• **Data shown**:
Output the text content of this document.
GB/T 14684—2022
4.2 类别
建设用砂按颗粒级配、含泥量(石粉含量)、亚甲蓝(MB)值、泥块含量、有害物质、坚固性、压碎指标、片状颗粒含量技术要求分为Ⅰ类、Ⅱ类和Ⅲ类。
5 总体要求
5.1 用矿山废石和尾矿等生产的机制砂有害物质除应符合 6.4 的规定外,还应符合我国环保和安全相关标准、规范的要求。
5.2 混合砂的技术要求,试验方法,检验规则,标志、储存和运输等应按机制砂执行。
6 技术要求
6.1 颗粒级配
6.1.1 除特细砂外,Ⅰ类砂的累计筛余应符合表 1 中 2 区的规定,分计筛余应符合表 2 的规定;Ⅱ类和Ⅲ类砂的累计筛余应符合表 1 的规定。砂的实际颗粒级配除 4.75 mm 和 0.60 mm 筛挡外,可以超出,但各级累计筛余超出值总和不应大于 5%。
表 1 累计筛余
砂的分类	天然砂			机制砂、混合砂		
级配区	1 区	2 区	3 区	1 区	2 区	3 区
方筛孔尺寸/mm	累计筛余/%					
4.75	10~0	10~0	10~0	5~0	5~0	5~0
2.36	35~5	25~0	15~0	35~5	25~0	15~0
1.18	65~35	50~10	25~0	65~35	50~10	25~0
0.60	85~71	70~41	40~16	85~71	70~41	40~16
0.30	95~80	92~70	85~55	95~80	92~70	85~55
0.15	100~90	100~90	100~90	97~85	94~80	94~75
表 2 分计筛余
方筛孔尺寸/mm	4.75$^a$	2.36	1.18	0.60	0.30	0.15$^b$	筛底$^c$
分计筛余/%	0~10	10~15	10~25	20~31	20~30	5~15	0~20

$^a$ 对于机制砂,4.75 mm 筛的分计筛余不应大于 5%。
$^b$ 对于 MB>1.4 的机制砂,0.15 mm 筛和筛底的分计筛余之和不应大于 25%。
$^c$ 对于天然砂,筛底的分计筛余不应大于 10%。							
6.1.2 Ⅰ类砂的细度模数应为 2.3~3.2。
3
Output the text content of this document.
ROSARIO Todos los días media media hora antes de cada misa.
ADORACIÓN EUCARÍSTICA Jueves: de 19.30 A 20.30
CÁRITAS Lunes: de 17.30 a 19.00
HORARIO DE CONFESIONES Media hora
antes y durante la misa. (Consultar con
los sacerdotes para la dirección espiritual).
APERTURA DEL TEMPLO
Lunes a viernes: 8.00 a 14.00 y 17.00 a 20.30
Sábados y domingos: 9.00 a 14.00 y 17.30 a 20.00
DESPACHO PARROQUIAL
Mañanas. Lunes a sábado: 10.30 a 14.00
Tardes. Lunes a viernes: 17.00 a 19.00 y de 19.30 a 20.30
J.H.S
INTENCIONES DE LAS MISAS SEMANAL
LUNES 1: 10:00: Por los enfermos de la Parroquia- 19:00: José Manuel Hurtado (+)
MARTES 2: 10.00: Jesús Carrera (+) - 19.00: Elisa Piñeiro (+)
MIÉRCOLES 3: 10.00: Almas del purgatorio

• **The problem**: Each line in the entries above that includes the string "hora" should be extracted.

• **Solution for this exercise**:
ROSARIO Todos los días media media hora antes de cada misa.
HORARIO DE CONFESIONES Media hora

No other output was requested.